** START Provided records **

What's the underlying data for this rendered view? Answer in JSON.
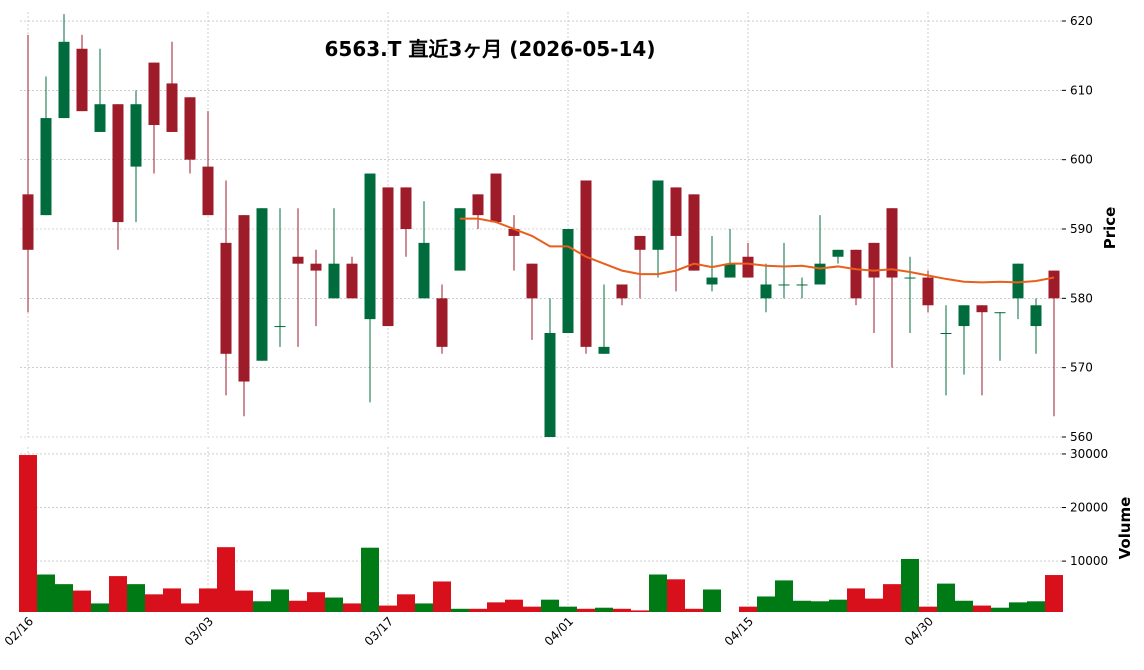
{
  "chart_data": {
    "type": "candlestick",
    "title": "6563.T  直近3ヶ月  (2026-05-14)",
    "categories": [
      "02/16",
      null,
      null,
      null,
      null,
      null,
      null,
      null,
      null,
      null,
      "03/03",
      null,
      null,
      null,
      null,
      null,
      null,
      null,
      null,
      null,
      "03/17",
      null,
      null,
      null,
      null,
      null,
      null,
      null,
      null,
      null,
      "04/01",
      null,
      null,
      null,
      null,
      null,
      null,
      null,
      null,
      null,
      "04/15",
      null,
      null,
      null,
      null,
      null,
      null,
      null,
      null,
      null,
      "04/30",
      null,
      null,
      null,
      null,
      null,
      null,
      null
    ],
    "open": [
      595,
      592,
      606,
      616,
      604,
      608,
      599,
      614,
      611,
      609,
      599,
      588,
      592,
      571,
      576,
      586,
      585,
      580,
      585,
      577,
      596,
      596,
      580,
      580,
      584,
      595,
      598,
      590,
      585,
      560,
      575,
      597,
      572,
      582,
      589,
      587,
      596,
      595,
      582,
      583,
      586,
      580,
      582,
      582,
      582,
      586,
      587,
      588,
      593,
      583,
      583,
      575,
      576,
      579,
      578,
      580,
      576,
      584
    ],
    "high": [
      618,
      612,
      621,
      618,
      616,
      608,
      610,
      614,
      617,
      609,
      607,
      597,
      592,
      593,
      593,
      593,
      587,
      593,
      586,
      598,
      596,
      596,
      594,
      582,
      593,
      595,
      598,
      592,
      585,
      580,
      590,
      597,
      582,
      582,
      589,
      597,
      596,
      595,
      589,
      590,
      588,
      585,
      588,
      583,
      592,
      587,
      587,
      588,
      593,
      586,
      584,
      579,
      579,
      579,
      578,
      585,
      580,
      584
    ],
    "low": [
      578,
      592,
      606,
      607,
      604,
      587,
      591,
      598,
      604,
      598,
      592,
      566,
      563,
      571,
      573,
      573,
      576,
      580,
      580,
      565,
      576,
      586,
      580,
      572,
      584,
      590,
      591,
      584,
      574,
      560,
      575,
      572,
      572,
      579,
      580,
      583,
      581,
      584,
      581,
      583,
      583,
      578,
      580,
      580,
      582,
      585,
      579,
      575,
      570,
      575,
      578,
      566,
      569,
      566,
      571,
      577,
      572,
      563
    ],
    "close": [
      587,
      606,
      617,
      607,
      608,
      591,
      608,
      605,
      604,
      600,
      592,
      572,
      568,
      593,
      576,
      585,
      584,
      585,
      580,
      598,
      576,
      590,
      588,
      573,
      593,
      592,
      591,
      589,
      580,
      575,
      590,
      573,
      573,
      580,
      587,
      597,
      589,
      584,
      583,
      585,
      583,
      582,
      582,
      582,
      585,
      587,
      580,
      583,
      583,
      583,
      579,
      575,
      579,
      578,
      578,
      585,
      579,
      580
    ],
    "up_color": "#006b3c",
    "down_color": "#9e1b2a",
    "ma": {
      "color": "#e8601c",
      "values": [
        null,
        null,
        null,
        null,
        null,
        null,
        null,
        null,
        null,
        null,
        null,
        null,
        null,
        null,
        null,
        null,
        null,
        null,
        null,
        null,
        null,
        null,
        null,
        null,
        591.5,
        591.5,
        591,
        590,
        589,
        587.5,
        587.5,
        586,
        585,
        584,
        583.5,
        583.5,
        584,
        585,
        584.5,
        585,
        585,
        584.7,
        584.6,
        584.7,
        584.3,
        584.6,
        584.2,
        584,
        584.2,
        583.8,
        583.3,
        582.8,
        582.4,
        582.3,
        582.4,
        582.3,
        582.5,
        583
      ]
    },
    "ylim": [
      560,
      621.3
    ],
    "yticks": [
      560,
      570,
      580,
      590,
      600,
      610,
      620
    ],
    "ylabel": "Price",
    "grid": true,
    "volume": {
      "values": [
        29800,
        7500,
        5700,
        4500,
        2100,
        7200,
        5700,
        3800,
        4900,
        2100,
        4900,
        12600,
        4500,
        2500,
        4700,
        2600,
        4200,
        3200,
        2100,
        12500,
        1700,
        3800,
        2100,
        6200,
        1100,
        1100,
        2300,
        2800,
        1500,
        2800,
        1500,
        1100,
        1300,
        1100,
        800,
        7500,
        6600,
        1100,
        4700,
        500,
        1500,
        3400,
        6400,
        2600,
        2500,
        2800,
        4900,
        3000,
        5700,
        10400,
        1500,
        5800,
        2600,
        1700,
        1300,
        2300,
        2500,
        7400
      ],
      "ylim": [
        500,
        31300
      ],
      "yticks": [
        10000,
        20000,
        30000
      ],
      "ylabel": "Volume",
      "up_color": "#007a14",
      "down_color": "#d7101c"
    }
  }
}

** END Provided records **

## Problem requirements
Extract all the entries word for word; omit any pictures.

## The reply
What's the underlying data for this rendered view? Answer in JSON.
{
  "chart_data": {
    "type": "candlestick",
    "title": "6563.T  直近3ヶ月  (2026-05-14)",
    "categories": [
      "02/16",
      null,
      null,
      null,
      null,
      null,
      null,
      null,
      null,
      null,
      "03/03",
      null,
      null,
      null,
      null,
      null,
      null,
      null,
      null,
      null,
      "03/17",
      null,
      null,
      null,
      null,
      null,
      null,
      null,
      null,
      null,
      "04/01",
      null,
      null,
      null,
      null,
      null,
      null,
      null,
      null,
      null,
      "04/15",
      null,
      null,
      null,
      null,
      null,
      null,
      null,
      null,
      null,
      "04/30",
      null,
      null,
      null,
      null,
      null,
      null,
      null
    ],
    "open": [
      595,
      592,
      606,
      616,
      604,
      608,
      599,
      614,
      611,
      609,
      599,
      588,
      592,
      571,
      576,
      586,
      585,
      580,
      585,
      577,
      596,
      596,
      580,
      580,
      584,
      595,
      598,
      590,
      585,
      560,
      575,
      597,
      572,
      582,
      589,
      587,
      596,
      595,
      582,
      583,
      586,
      580,
      582,
      582,
      582,
      586,
      587,
      588,
      593,
      583,
      583,
      575,
      576,
      579,
      578,
      580,
      576,
      584
    ],
    "high": [
      618,
      612,
      621,
      618,
      616,
      608,
      610,
      614,
      617,
      609,
      607,
      597,
      592,
      593,
      593,
      593,
      587,
      593,
      586,
      598,
      596,
      596,
      594,
      582,
      593,
      595,
      598,
      592,
      585,
      580,
      590,
      597,
      582,
      582,
      589,
      597,
      596,
      595,
      589,
      590,
      588,
      585,
      588,
      583,
      592,
      587,
      587,
      588,
      593,
      586,
      584,
      579,
      579,
      579,
      578,
      585,
      580,
      584
    ],
    "low": [
      578,
      592,
      606,
      607,
      604,
      587,
      591,
      598,
      604,
      598,
      592,
      566,
      563,
      571,
      573,
      573,
      576,
      580,
      580,
      565,
      576,
      586,
      580,
      572,
      584,
      590,
      591,
      584,
      574,
      560,
      575,
      572,
      572,
      579,
      580,
      583,
      581,
      584,
      581,
      583,
      583,
      578,
      580,
      580,
      582,
      585,
      579,
      575,
      570,
      575,
      578,
      566,
      569,
      566,
      571,
      577,
      572,
      563
    ],
    "close": [
      587,
      606,
      617,
      607,
      608,
      591,
      608,
      605,
      604,
      600,
      592,
      572,
      568,
      593,
      576,
      585,
      584,
      585,
      580,
      598,
      576,
      590,
      588,
      573,
      593,
      592,
      591,
      589,
      580,
      575,
      590,
      573,
      573,
      580,
      587,
      597,
      589,
      584,
      583,
      585,
      583,
      582,
      582,
      582,
      585,
      587,
      580,
      583,
      583,
      583,
      579,
      575,
      579,
      578,
      578,
      585,
      579,
      580
    ],
    "up_color": "#006b3c",
    "down_color": "#9e1b2a",
    "ma": {
      "color": "#e8601c",
      "values": [
        null,
        null,
        null,
        null,
        null,
        null,
        null,
        null,
        null,
        null,
        null,
        null,
        null,
        null,
        null,
        null,
        null,
        null,
        null,
        null,
        null,
        null,
        null,
        null,
        591.5,
        591.5,
        591,
        590,
        589,
        587.5,
        587.5,
        586,
        585,
        584,
        583.5,
        583.5,
        584,
        585,
        584.5,
        585,
        585,
        584.7,
        584.6,
        584.7,
        584.3,
        584.6,
        584.2,
        584,
        584.2,
        583.8,
        583.3,
        582.8,
        582.4,
        582.3,
        582.4,
        582.3,
        582.5,
        583
      ]
    },
    "ylim": [
      560,
      621.3
    ],
    "yticks": [
      560,
      570,
      580,
      590,
      600,
      610,
      620
    ],
    "ylabel": "Price",
    "grid": true,
    "volume": {
      "values": [
        29800,
        7500,
        5700,
        4500,
        2100,
        7200,
        5700,
        3800,
        4900,
        2100,
        4900,
        12600,
        4500,
        2500,
        4700,
        2600,
        4200,
        3200,
        2100,
        12500,
        1700,
        3800,
        2100,
        6200,
        1100,
        1100,
        2300,
        2800,
        1500,
        2800,
        1500,
        1100,
        1300,
        1100,
        800,
        7500,
        6600,
        1100,
        4700,
        500,
        1500,
        3400,
        6400,
        2600,
        2500,
        2800,
        4900,
        3000,
        5700,
        10400,
        1500,
        5800,
        2600,
        1700,
        1300,
        2300,
        2500,
        7400
      ],
      "ylim": [
        500,
        31300
      ],
      "yticks": [
        10000,
        20000,
        30000
      ],
      "ylabel": "Volume",
      "up_color": "#007a14",
      "down_color": "#d7101c"
    }
  }
}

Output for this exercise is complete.